* [Task instructions] Make an exact copy of the lines, leaving the pictures out.

* [Supplied data]
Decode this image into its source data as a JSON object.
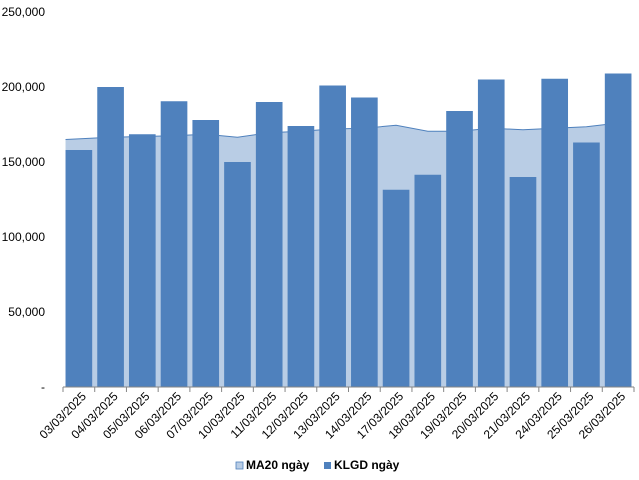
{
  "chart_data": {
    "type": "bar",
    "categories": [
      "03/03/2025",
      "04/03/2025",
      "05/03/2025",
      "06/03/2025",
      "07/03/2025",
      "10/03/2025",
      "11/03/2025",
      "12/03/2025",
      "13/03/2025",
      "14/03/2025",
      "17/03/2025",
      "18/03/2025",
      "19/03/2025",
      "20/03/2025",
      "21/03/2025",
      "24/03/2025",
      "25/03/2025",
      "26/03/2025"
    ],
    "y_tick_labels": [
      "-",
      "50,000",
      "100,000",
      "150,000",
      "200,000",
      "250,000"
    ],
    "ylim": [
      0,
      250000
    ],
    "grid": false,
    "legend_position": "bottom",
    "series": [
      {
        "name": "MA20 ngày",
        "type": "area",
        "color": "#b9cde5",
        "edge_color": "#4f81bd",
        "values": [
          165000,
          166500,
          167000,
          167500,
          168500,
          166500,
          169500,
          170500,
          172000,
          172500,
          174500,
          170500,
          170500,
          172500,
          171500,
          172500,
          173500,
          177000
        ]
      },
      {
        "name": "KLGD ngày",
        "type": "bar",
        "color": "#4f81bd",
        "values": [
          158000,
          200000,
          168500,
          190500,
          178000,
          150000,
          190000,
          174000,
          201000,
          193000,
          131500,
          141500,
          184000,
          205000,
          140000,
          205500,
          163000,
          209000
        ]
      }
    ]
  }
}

* [Task solution]
Decode this image into its source data as a JSON object.
{
  "chart_data": {
    "type": "bar",
    "categories": [
      "03/03/2025",
      "04/03/2025",
      "05/03/2025",
      "06/03/2025",
      "07/03/2025",
      "10/03/2025",
      "11/03/2025",
      "12/03/2025",
      "13/03/2025",
      "14/03/2025",
      "17/03/2025",
      "18/03/2025",
      "19/03/2025",
      "20/03/2025",
      "21/03/2025",
      "24/03/2025",
      "25/03/2025",
      "26/03/2025"
    ],
    "y_tick_labels": [
      "-",
      "50,000",
      "100,000",
      "150,000",
      "200,000",
      "250,000"
    ],
    "ylim": [
      0,
      250000
    ],
    "grid": false,
    "legend_position": "bottom",
    "series": [
      {
        "name": "MA20 ngày",
        "type": "area",
        "color": "#b9cde5",
        "edge_color": "#4f81bd",
        "values": [
          165000,
          166500,
          167000,
          167500,
          168500,
          166500,
          169500,
          170500,
          172000,
          172500,
          174500,
          170500,
          170500,
          172500,
          171500,
          172500,
          173500,
          177000
        ]
      },
      {
        "name": "KLGD ngày",
        "type": "bar",
        "color": "#4f81bd",
        "values": [
          158000,
          200000,
          168500,
          190500,
          178000,
          150000,
          190000,
          174000,
          201000,
          193000,
          131500,
          141500,
          184000,
          205000,
          140000,
          205500,
          163000,
          209000
        ]
      }
    ]
  }
}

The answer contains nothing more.